What is being asked:
Print the first lines of the records, starting at the top and stopping after the line that contains "header: Age Appropriate". Include that final line and nothing beyond it.

═════ Data to use ═════

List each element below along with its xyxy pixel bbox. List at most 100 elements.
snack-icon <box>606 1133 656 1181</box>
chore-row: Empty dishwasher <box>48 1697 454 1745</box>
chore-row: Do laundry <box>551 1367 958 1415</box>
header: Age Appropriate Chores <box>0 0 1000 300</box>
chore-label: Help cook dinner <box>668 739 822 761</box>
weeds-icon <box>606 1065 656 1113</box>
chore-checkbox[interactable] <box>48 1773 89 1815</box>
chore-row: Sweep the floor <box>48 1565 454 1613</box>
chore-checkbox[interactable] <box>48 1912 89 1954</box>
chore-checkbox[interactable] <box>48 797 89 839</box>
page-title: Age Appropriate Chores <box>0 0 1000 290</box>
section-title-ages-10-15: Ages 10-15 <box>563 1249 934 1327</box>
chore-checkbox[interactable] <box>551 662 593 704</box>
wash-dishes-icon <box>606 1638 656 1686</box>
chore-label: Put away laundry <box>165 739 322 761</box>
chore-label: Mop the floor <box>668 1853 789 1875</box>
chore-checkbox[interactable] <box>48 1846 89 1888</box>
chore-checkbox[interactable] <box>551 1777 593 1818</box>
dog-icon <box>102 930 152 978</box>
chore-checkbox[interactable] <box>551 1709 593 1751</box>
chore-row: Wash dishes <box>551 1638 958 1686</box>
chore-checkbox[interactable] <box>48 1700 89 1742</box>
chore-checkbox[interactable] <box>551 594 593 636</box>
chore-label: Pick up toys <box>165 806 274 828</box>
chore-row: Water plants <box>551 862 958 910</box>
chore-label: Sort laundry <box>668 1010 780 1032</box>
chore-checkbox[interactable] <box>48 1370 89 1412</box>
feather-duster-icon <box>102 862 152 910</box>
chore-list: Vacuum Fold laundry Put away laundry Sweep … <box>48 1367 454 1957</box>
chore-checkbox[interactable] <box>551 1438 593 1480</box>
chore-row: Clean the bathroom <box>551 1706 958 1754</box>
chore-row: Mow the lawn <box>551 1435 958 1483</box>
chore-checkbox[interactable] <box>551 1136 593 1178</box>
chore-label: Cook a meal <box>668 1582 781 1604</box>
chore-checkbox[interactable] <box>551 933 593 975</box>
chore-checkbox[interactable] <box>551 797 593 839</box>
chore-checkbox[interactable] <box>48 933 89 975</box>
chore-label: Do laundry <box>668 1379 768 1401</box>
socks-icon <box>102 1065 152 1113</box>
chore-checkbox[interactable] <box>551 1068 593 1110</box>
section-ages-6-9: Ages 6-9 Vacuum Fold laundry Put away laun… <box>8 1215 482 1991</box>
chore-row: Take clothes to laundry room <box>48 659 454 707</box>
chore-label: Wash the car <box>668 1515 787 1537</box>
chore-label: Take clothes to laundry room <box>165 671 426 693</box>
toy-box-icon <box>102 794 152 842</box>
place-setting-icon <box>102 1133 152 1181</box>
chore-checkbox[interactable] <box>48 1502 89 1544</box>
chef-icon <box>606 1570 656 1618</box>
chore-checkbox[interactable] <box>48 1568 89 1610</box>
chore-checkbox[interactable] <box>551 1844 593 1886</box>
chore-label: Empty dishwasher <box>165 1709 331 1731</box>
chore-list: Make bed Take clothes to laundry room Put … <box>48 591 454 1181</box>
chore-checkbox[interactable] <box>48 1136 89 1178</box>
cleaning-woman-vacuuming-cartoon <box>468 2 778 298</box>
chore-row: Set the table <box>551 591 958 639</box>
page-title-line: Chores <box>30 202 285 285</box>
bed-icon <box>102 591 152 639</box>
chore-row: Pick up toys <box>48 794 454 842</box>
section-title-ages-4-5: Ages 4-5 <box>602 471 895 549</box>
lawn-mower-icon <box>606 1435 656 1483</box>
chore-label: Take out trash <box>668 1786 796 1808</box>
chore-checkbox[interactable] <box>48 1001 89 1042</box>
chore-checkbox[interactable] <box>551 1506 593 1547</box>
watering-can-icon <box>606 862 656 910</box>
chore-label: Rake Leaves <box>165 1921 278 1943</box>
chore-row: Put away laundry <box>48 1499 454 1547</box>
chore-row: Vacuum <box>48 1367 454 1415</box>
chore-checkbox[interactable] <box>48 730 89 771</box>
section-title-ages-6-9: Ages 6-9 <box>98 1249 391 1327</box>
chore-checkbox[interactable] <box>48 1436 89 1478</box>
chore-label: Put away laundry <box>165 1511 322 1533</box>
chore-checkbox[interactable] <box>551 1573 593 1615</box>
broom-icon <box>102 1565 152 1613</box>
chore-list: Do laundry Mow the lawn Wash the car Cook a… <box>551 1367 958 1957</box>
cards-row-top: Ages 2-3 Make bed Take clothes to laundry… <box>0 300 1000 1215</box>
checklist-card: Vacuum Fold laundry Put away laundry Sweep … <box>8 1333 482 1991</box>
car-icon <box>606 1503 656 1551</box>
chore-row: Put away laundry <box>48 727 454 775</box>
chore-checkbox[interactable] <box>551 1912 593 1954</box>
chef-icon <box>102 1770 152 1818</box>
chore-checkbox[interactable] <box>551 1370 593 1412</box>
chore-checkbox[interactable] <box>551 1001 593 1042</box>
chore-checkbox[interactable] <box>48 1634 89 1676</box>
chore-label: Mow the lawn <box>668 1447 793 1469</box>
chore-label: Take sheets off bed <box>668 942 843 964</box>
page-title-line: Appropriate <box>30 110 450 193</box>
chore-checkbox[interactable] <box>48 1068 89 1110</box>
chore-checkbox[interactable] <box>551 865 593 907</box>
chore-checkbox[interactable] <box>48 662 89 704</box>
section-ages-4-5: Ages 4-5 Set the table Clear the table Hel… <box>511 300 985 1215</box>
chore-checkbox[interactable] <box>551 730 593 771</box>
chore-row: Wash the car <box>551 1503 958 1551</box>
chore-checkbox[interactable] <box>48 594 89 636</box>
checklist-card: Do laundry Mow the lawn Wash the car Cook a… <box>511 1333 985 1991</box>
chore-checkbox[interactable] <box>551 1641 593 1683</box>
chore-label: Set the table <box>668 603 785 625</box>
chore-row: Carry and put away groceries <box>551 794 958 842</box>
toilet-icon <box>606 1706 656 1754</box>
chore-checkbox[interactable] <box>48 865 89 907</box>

═════

Written solution:
List each element below along with its xyxy pixel bbox. List at most 100 elements.
snack-icon <box>606 1133 656 1181</box>
chore-row: Empty dishwasher <box>48 1697 454 1745</box>
chore-row: Do laundry <box>551 1367 958 1415</box>
header: Age Appropriate Chores <box>0 0 1000 300</box>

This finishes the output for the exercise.